**** Raw records ****

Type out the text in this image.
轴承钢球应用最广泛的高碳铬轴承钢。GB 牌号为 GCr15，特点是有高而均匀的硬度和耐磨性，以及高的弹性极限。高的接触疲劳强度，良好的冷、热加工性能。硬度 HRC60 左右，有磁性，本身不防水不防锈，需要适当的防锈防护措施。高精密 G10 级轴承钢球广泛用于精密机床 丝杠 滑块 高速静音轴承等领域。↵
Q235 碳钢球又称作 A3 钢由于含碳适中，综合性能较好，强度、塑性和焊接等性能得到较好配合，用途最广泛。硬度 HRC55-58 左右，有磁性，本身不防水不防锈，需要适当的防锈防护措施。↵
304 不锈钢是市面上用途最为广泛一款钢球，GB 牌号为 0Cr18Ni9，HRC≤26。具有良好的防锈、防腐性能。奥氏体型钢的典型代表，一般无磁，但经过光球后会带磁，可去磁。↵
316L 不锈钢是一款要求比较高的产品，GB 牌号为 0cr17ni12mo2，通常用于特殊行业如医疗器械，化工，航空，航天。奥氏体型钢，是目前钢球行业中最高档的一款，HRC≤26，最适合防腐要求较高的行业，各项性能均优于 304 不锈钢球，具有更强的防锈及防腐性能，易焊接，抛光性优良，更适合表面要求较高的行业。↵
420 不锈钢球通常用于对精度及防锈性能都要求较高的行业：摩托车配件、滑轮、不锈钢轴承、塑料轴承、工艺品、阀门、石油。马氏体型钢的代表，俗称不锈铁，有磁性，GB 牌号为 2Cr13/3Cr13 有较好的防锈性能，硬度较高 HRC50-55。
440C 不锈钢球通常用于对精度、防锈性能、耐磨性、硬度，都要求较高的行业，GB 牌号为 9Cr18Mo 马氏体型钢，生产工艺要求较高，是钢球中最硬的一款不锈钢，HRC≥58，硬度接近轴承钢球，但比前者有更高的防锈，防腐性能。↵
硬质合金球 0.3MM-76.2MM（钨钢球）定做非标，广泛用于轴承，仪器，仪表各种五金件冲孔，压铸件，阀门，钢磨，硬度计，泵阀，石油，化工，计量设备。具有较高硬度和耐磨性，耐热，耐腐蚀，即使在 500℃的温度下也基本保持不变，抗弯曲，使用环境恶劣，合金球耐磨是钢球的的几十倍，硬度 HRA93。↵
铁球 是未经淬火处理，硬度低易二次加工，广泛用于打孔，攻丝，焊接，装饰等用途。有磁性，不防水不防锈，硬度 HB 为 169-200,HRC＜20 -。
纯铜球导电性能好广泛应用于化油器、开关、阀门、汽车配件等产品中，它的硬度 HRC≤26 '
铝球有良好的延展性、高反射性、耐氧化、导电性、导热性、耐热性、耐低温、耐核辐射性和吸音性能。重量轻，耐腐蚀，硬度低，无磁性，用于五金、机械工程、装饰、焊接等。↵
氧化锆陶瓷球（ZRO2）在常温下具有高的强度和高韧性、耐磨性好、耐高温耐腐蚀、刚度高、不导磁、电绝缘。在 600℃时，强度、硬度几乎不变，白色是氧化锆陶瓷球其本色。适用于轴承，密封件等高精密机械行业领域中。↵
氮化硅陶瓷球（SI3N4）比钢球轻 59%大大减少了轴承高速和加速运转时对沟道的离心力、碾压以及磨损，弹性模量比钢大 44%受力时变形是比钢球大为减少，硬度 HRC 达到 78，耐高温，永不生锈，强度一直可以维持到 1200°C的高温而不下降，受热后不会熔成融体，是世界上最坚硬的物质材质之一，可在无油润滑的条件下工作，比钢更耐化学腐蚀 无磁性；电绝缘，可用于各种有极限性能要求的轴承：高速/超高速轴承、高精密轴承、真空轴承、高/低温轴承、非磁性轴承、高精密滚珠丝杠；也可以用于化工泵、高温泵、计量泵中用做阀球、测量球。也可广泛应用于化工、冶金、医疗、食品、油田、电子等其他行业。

****

Required task: From the listing above, pick out each line where the word "本身不防水不防锈" appears.

Correct result:
轴承钢球应用最广泛的高碳铬轴承钢。GB 牌号为 GCr15，特点是有高而均匀的硬度和耐磨性，以及高的弹性极限。高的接触疲劳强度，良好的冷、热加工性能。硬度 HRC60 左右，有磁性，本身不防水不防锈，需要适当的防锈防护措施。高精密 G10 级轴承钢球广泛用于精密机床 丝杠 滑块 高速静音轴承等领域。↵
Q235 碳钢球又称作 A3 钢由于含碳适中，综合性能较好，强度、塑性和焊接等性能得到较好配合，用途最广泛。硬度 HRC55-58 左右，有磁性，本身不防水不防锈，需要适当的防锈防护措施。↵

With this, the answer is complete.